→ **What is being asked**
Will you output all of the data below exactly, omitting the images?
====== Entries
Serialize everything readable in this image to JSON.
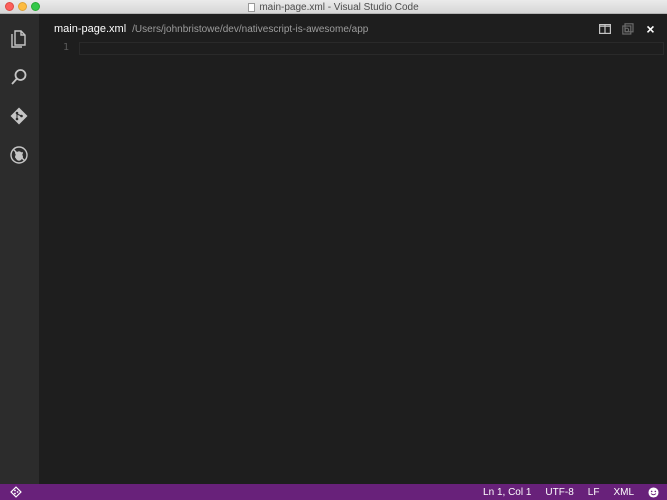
{
  "window": {
    "title": "main-page.xml - Visual Studio Code"
  },
  "activity_bar": {
    "items": [
      {
        "name": "explorer",
        "icon": "files-icon"
      },
      {
        "name": "search",
        "icon": "search-icon"
      },
      {
        "name": "git",
        "icon": "git-icon"
      },
      {
        "name": "debug",
        "icon": "debug-icon"
      }
    ]
  },
  "editor": {
    "filename": "main-page.xml",
    "path": "/Users/johnbristowe/dev/nativescript-is-awesome/app",
    "line_number": "1",
    "close_glyph": "×"
  },
  "statusbar": {
    "position": "Ln 1, Col 1",
    "encoding": "UTF-8",
    "eol": "LF",
    "language": "XML"
  },
  "colors": {
    "statusbar": "#68217a",
    "editor_bg": "#1e1e1e",
    "activity_bg": "#2c2c2c"
  }
}
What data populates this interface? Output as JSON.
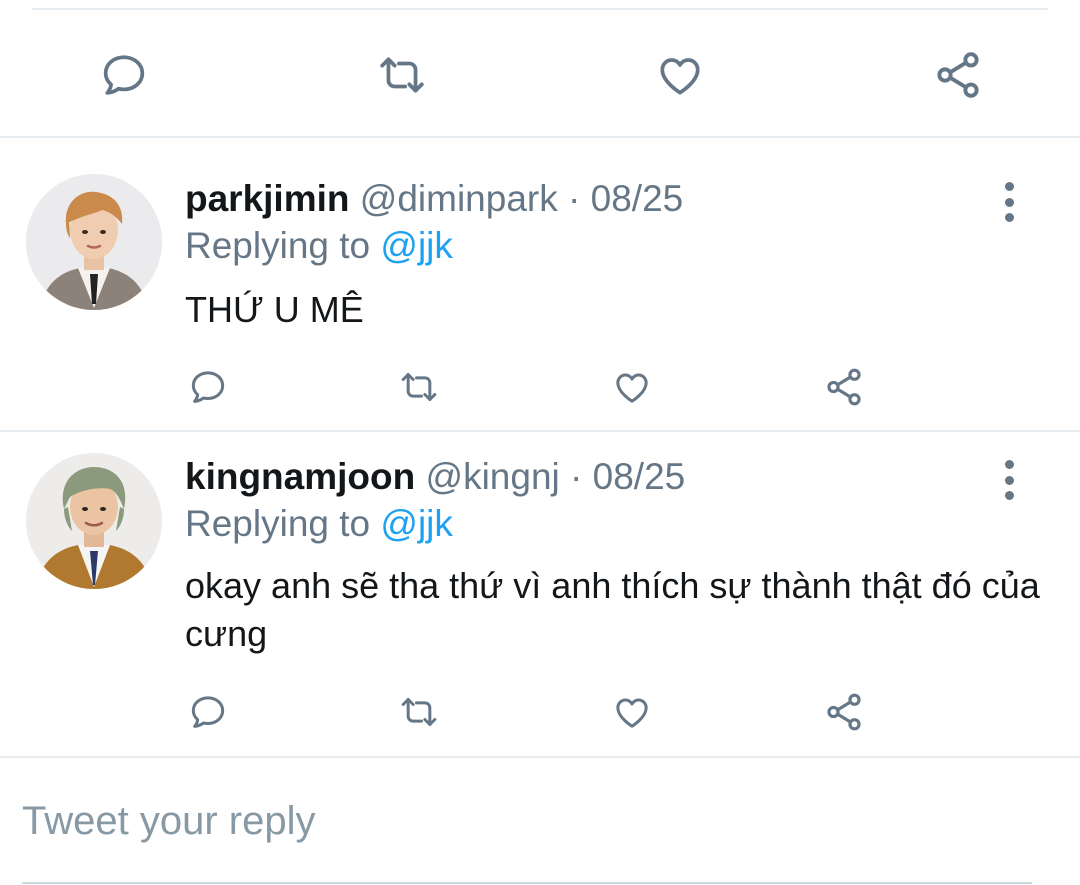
{
  "main_tweet_actions": {
    "icons": [
      "comment-icon",
      "retweet-icon",
      "like-icon",
      "share-icon"
    ]
  },
  "replies": [
    {
      "display_name": "parkjimin",
      "handle": "@diminpark",
      "separator": " · ",
      "date": "08/25",
      "replying_prefix": "Replying to ",
      "replying_to": "@jjk",
      "text": "THỨ U MÊ"
    },
    {
      "display_name": "kingnamjoon",
      "handle": "@kingnj",
      "separator": " · ",
      "date": "08/25",
      "replying_prefix": "Replying to ",
      "replying_to": "@jjk",
      "text": "okay anh sẽ tha thứ vì anh thích sự thành thật đó của cưng"
    }
  ],
  "compose": {
    "placeholder": "Tweet your reply"
  },
  "colors": {
    "text_primary": "#14171a",
    "text_secondary": "#657786",
    "accent": "#1da1f2",
    "divider": "#e6ecf0"
  }
}
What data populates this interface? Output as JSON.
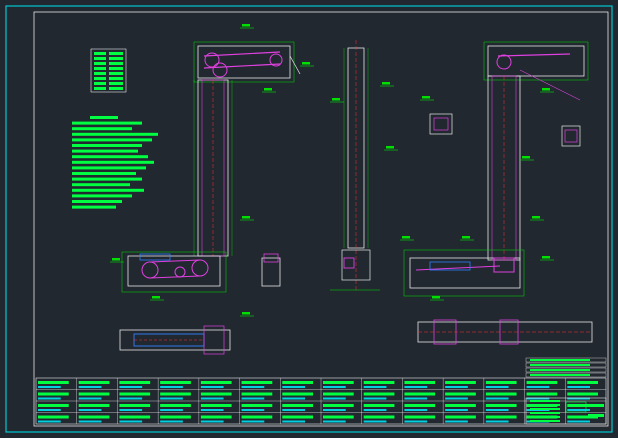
{
  "drawing": {
    "background": "#212830",
    "colors": {
      "frame": "#00c8d0",
      "line": "#e8e8e8",
      "dim": "#00e000",
      "accent": "#e040e0",
      "red": "#ff3030",
      "yellow": "#f0f000",
      "blue": "#3080ff",
      "cyan": "#00d0e0",
      "text": "#00ff40"
    }
  },
  "parts_table": {
    "rows": 4,
    "columns": 14
  },
  "title_block": {
    "cells": 6
  }
}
============
→ **Task solution**
Serialize everything readable in this image to JSON.
{
  "window": {
    "title": "main-page.xml - Visual Studio Code"
  },
  "activity_bar": {
    "items": [
      {
        "name": "explorer",
        "icon": "files-icon"
      },
      {
        "name": "search",
        "icon": "search-icon"
      },
      {
        "name": "git",
        "icon": "git-icon"
      },
      {
        "name": "debug",
        "icon": "debug-icon"
      }
    ]
  },
  "editor": {
    "filename": "main-page.xml",
    "path": "/Users/johnbristowe/dev/nativescript-is-awesome/app",
    "line_number": "1",
    "close_glyph": "×"
  },
  "statusbar": {
    "position": "Ln 1, Col 1",
    "encoding": "UTF-8",
    "eol": "LF",
    "language": "XML"
  },
  "colors": {
    "statusbar": "#68217a",
    "editor_bg": "#1e1e1e",
    "activity_bg": "#2c2c2c"
  }
}
What data populates this interface? Output as JSON.
{
  "main_tweet_actions": {
    "icons": [
      "comment-icon",
      "retweet-icon",
      "like-icon",
      "share-icon"
    ]
  },
  "replies": [
    {
      "display_name": "parkjimin",
      "handle": "@diminpark",
      "separator": " · ",
      "date": "08/25",
      "replying_prefix": "Replying to ",
      "replying_to": "@jjk",
      "text": "THỨ U MÊ"
    },
    {
      "display_name": "kingnamjoon",
      "handle": "@kingnj",
      "separator": " · ",
      "date": "08/25",
      "replying_prefix": "Replying to ",
      "replying_to": "@jjk",
      "text": "okay anh sẽ tha thứ vì anh thích sự thành thật đó của cưng"
    }
  ],
  "compose": {
    "placeholder": "Tweet your reply"
  },
  "colors": {
    "text_primary": "#14171a",
    "text_secondary": "#657786",
    "accent": "#1da1f2",
    "divider": "#e6ecf0"
  }
}
What data populates this interface? Output as JSON.
{
  "drawing": {
    "background": "#212830",
    "colors": {
      "frame": "#00c8d0",
      "line": "#e8e8e8",
      "dim": "#00e000",
      "accent": "#e040e0",
      "red": "#ff3030",
      "yellow": "#f0f000",
      "blue": "#3080ff",
      "cyan": "#00d0e0",
      "text": "#00ff40"
    }
  },
  "parts_table": {
    "rows": 4,
    "columns": 14
  },
  "title_block": {
    "cells": 6
  }
}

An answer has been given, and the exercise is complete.